- Work to be completed: Could you transcribe the material below exactly, without leaving out a single line?

::::::

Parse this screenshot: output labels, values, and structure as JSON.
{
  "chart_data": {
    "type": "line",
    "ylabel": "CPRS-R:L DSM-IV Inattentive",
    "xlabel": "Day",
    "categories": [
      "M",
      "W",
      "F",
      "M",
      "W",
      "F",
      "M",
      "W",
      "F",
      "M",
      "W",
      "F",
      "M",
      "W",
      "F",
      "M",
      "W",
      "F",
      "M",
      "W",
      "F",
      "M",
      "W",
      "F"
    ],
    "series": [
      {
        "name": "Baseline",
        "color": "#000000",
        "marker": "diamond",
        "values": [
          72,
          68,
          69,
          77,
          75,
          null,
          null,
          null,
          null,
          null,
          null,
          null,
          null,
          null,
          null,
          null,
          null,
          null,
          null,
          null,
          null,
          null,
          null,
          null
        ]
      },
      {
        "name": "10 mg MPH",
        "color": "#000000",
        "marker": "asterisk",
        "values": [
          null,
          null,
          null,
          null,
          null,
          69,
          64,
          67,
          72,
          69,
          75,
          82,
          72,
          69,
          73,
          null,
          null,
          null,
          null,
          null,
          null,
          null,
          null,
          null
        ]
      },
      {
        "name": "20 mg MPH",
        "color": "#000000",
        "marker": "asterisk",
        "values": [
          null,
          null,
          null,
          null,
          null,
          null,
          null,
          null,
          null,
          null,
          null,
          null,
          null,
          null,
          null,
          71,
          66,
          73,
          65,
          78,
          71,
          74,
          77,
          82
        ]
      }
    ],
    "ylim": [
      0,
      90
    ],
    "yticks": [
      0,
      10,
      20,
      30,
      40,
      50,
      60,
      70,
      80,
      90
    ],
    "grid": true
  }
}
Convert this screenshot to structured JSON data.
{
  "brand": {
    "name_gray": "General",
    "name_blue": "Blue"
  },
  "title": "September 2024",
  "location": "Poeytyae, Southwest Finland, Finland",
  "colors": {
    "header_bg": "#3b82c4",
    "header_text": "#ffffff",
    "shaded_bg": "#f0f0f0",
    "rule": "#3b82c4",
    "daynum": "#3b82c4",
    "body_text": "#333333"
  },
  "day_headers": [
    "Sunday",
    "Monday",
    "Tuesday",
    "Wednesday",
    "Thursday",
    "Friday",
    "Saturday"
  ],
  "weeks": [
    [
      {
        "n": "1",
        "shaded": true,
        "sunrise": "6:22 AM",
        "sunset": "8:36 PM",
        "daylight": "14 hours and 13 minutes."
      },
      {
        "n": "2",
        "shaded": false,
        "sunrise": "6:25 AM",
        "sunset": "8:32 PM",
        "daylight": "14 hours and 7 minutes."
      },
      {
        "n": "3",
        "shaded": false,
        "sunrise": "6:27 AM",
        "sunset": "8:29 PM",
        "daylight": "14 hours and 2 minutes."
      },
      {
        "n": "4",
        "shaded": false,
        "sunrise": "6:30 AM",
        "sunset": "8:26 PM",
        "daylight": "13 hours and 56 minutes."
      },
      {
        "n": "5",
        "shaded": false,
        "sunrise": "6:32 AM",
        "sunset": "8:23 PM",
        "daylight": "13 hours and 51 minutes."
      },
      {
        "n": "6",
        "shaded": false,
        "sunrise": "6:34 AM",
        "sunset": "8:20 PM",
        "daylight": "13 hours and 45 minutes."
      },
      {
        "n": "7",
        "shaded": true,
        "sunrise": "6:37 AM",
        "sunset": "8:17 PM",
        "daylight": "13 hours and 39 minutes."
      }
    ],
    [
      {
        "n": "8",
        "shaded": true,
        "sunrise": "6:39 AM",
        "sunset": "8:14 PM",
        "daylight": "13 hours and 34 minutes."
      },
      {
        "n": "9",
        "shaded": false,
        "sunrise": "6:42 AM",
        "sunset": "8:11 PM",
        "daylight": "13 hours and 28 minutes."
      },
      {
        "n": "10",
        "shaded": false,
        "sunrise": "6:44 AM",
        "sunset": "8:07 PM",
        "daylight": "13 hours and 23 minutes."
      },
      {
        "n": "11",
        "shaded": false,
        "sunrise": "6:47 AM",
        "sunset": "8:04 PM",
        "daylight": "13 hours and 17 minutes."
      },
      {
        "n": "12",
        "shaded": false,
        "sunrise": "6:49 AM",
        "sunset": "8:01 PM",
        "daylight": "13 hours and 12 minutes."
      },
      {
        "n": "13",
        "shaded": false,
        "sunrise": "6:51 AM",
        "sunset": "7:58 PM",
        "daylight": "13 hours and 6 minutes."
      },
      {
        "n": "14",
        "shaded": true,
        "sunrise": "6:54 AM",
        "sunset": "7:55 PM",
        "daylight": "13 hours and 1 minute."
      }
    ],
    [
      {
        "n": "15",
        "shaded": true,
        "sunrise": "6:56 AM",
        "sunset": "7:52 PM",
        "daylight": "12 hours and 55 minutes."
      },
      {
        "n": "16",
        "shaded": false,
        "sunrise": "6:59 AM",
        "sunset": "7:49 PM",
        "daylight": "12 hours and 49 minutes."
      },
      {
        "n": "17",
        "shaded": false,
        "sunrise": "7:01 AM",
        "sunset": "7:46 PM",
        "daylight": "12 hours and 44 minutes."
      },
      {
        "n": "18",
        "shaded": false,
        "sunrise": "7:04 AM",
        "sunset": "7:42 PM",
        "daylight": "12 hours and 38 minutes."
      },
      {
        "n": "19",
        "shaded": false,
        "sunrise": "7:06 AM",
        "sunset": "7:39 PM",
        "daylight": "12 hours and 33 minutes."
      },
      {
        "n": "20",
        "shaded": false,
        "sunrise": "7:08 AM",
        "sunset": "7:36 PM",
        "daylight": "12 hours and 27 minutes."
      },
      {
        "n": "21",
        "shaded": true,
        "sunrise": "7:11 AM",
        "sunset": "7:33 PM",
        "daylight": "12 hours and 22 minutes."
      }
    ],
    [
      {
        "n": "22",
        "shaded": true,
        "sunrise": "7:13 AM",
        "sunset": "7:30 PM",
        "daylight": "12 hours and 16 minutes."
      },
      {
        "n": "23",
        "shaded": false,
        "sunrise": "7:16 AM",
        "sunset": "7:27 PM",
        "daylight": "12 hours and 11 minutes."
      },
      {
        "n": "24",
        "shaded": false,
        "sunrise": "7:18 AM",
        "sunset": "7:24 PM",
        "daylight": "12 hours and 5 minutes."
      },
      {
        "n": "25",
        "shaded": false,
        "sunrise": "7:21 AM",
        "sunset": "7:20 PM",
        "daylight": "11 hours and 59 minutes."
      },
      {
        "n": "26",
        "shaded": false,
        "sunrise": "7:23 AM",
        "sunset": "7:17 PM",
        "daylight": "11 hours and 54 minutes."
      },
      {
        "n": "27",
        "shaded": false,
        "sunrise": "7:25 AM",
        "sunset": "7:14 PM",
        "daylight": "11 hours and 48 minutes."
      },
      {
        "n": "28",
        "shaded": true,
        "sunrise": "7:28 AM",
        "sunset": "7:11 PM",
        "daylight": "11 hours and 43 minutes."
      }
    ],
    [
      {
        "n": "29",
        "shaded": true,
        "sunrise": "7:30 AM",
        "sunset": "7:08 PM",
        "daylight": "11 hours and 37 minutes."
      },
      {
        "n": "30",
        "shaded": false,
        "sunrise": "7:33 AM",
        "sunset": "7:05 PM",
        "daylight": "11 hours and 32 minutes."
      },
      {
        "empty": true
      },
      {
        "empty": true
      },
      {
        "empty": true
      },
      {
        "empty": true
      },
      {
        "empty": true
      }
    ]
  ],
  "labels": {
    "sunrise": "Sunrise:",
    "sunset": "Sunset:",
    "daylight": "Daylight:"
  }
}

::::::

- Solution:
Parse this screenshot: output labels, values, and structure as JSON.
{
  "chart_data": {
    "type": "line",
    "ylabel": "CPRS-R:L DSM-IV Inattentive",
    "xlabel": "Day",
    "categories": [
      "M",
      "W",
      "F",
      "M",
      "W",
      "F",
      "M",
      "W",
      "F",
      "M",
      "W",
      "F",
      "M",
      "W",
      "F",
      "M",
      "W",
      "F",
      "M",
      "W",
      "F",
      "M",
      "W",
      "F"
    ],
    "series": [
      {
        "name": "Baseline",
        "color": "#000000",
        "marker": "diamond",
        "values": [
          72,
          68,
          69,
          77,
          75,
          null,
          null,
          null,
          null,
          null,
          null,
          null,
          null,
          null,
          null,
          null,
          null,
          null,
          null,
          null,
          null,
          null,
          null,
          null
        ]
      },
      {
        "name": "10 mg MPH",
        "color": "#000000",
        "marker": "asterisk",
        "values": [
          null,
          null,
          null,
          null,
          null,
          69,
          64,
          67,
          72,
          69,
          75,
          82,
          72,
          69,
          73,
          null,
          null,
          null,
          null,
          null,
          null,
          null,
          null,
          null
        ]
      },
      {
        "name": "20 mg MPH",
        "color": "#000000",
        "marker": "asterisk",
        "values": [
          null,
          null,
          null,
          null,
          null,
          null,
          null,
          null,
          null,
          null,
          null,
          null,
          null,
          null,
          null,
          71,
          66,
          73,
          65,
          78,
          71,
          74,
          77,
          82
        ]
      }
    ],
    "ylim": [
      0,
      90
    ],
    "yticks": [
      0,
      10,
      20,
      30,
      40,
      50,
      60,
      70,
      80,
      90
    ],
    "grid": true
  }
}
Convert this screenshot to structured JSON data.
{
  "brand": {
    "name_gray": "General",
    "name_blue": "Blue"
  },
  "title": "September 2024",
  "location": "Poeytyae, Southwest Finland, Finland",
  "colors": {
    "header_bg": "#3b82c4",
    "header_text": "#ffffff",
    "shaded_bg": "#f0f0f0",
    "rule": "#3b82c4",
    "daynum": "#3b82c4",
    "body_text": "#333333"
  },
  "day_headers": [
    "Sunday",
    "Monday",
    "Tuesday",
    "Wednesday",
    "Thursday",
    "Friday",
    "Saturday"
  ],
  "weeks": [
    [
      {
        "n": "1",
        "shaded": true,
        "sunrise": "6:22 AM",
        "sunset": "8:36 PM",
        "daylight": "14 hours and 13 minutes."
      },
      {
        "n": "2",
        "shaded": false,
        "sunrise": "6:25 AM",
        "sunset": "8:32 PM",
        "daylight": "14 hours and 7 minutes."
      },
      {
        "n": "3",
        "shaded": false,
        "sunrise": "6:27 AM",
        "sunset": "8:29 PM",
        "daylight": "14 hours and 2 minutes."
      },
      {
        "n": "4",
        "shaded": false,
        "sunrise": "6:30 AM",
        "sunset": "8:26 PM",
        "daylight": "13 hours and 56 minutes."
      },
      {
        "n": "5",
        "shaded": false,
        "sunrise": "6:32 AM",
        "sunset": "8:23 PM",
        "daylight": "13 hours and 51 minutes."
      },
      {
        "n": "6",
        "shaded": false,
        "sunrise": "6:34 AM",
        "sunset": "8:20 PM",
        "daylight": "13 hours and 45 minutes."
      },
      {
        "n": "7",
        "shaded": true,
        "sunrise": "6:37 AM",
        "sunset": "8:17 PM",
        "daylight": "13 hours and 39 minutes."
      }
    ],
    [
      {
        "n": "8",
        "shaded": true,
        "sunrise": "6:39 AM",
        "sunset": "8:14 PM",
        "daylight": "13 hours and 34 minutes."
      },
      {
        "n": "9",
        "shaded": false,
        "sunrise": "6:42 AM",
        "sunset": "8:11 PM",
        "daylight": "13 hours and 28 minutes."
      },
      {
        "n": "10",
        "shaded": false,
        "sunrise": "6:44 AM",
        "sunset": "8:07 PM",
        "daylight": "13 hours and 23 minutes."
      },
      {
        "n": "11",
        "shaded": false,
        "sunrise": "6:47 AM",
        "sunset": "8:04 PM",
        "daylight": "13 hours and 17 minutes."
      },
      {
        "n": "12",
        "shaded": false,
        "sunrise": "6:49 AM",
        "sunset": "8:01 PM",
        "daylight": "13 hours and 12 minutes."
      },
      {
        "n": "13",
        "shaded": false,
        "sunrise": "6:51 AM",
        "sunset": "7:58 PM",
        "daylight": "13 hours and 6 minutes."
      },
      {
        "n": "14",
        "shaded": true,
        "sunrise": "6:54 AM",
        "sunset": "7:55 PM",
        "daylight": "13 hours and 1 minute."
      }
    ],
    [
      {
        "n": "15",
        "shaded": true,
        "sunrise": "6:56 AM",
        "sunset": "7:52 PM",
        "daylight": "12 hours and 55 minutes."
      },
      {
        "n": "16",
        "shaded": false,
        "sunrise": "6:59 AM",
        "sunset": "7:49 PM",
        "daylight": "12 hours and 49 minutes."
      },
      {
        "n": "17",
        "shaded": false,
        "sunrise": "7:01 AM",
        "sunset": "7:46 PM",
        "daylight": "12 hours and 44 minutes."
      },
      {
        "n": "18",
        "shaded": false,
        "sunrise": "7:04 AM",
        "sunset": "7:42 PM",
        "daylight": "12 hours and 38 minutes."
      },
      {
        "n": "19",
        "shaded": false,
        "sunrise": "7:06 AM",
        "sunset": "7:39 PM",
        "daylight": "12 hours and 33 minutes."
      },
      {
        "n": "20",
        "shaded": false,
        "sunrise": "7:08 AM",
        "sunset": "7:36 PM",
        "daylight": "12 hours and 27 minutes."
      },
      {
        "n": "21",
        "shaded": true,
        "sunrise": "7:11 AM",
        "sunset": "7:33 PM",
        "daylight": "12 hours and 22 minutes."
      }
    ],
    [
      {
        "n": "22",
        "shaded": true,
        "sunrise": "7:13 AM",
        "sunset": "7:30 PM",
        "daylight": "12 hours and 16 minutes."
      },
      {
        "n": "23",
        "shaded": false,
        "sunrise": "7:16 AM",
        "sunset": "7:27 PM",
        "daylight": "12 hours and 11 minutes."
      },
      {
        "n": "24",
        "shaded": false,
        "sunrise": "7:18 AM",
        "sunset": "7:24 PM",
        "daylight": "12 hours and 5 minutes."
      },
      {
        "n": "25",
        "shaded": false,
        "sunrise": "7:21 AM",
        "sunset": "7:20 PM",
        "daylight": "11 hours and 59 minutes."
      },
      {
        "n": "26",
        "shaded": false,
        "sunrise": "7:23 AM",
        "sunset": "7:17 PM",
        "daylight": "11 hours and 54 minutes."
      },
      {
        "n": "27",
        "shaded": false,
        "sunrise": "7:25 AM",
        "sunset": "7:14 PM",
        "daylight": "11 hours and 48 minutes."
      },
      {
        "n": "28",
        "shaded": true,
        "sunrise": "7:28 AM",
        "sunset": "7:11 PM",
        "daylight": "11 hours and 43 minutes."
      }
    ],
    [
      {
        "n": "29",
        "shaded": true,
        "sunrise": "7:30 AM",
        "sunset": "7:08 PM",
        "daylight": "11 hours and 37 minutes."
      },
      {
        "n": "30",
        "shaded": false,
        "sunrise": "7:33 AM",
        "sunset": "7:05 PM",
        "daylight": "11 hours and 32 minutes."
      },
      {
        "empty": true
      },
      {
        "empty": true
      },
      {
        "empty": true
      },
      {
        "empty": true
      },
      {
        "empty": true
      }
    ]
  ],
  "labels": {
    "sunrise": "Sunrise:",
    "sunset": "Sunset:",
    "daylight": "Daylight:"
  }
}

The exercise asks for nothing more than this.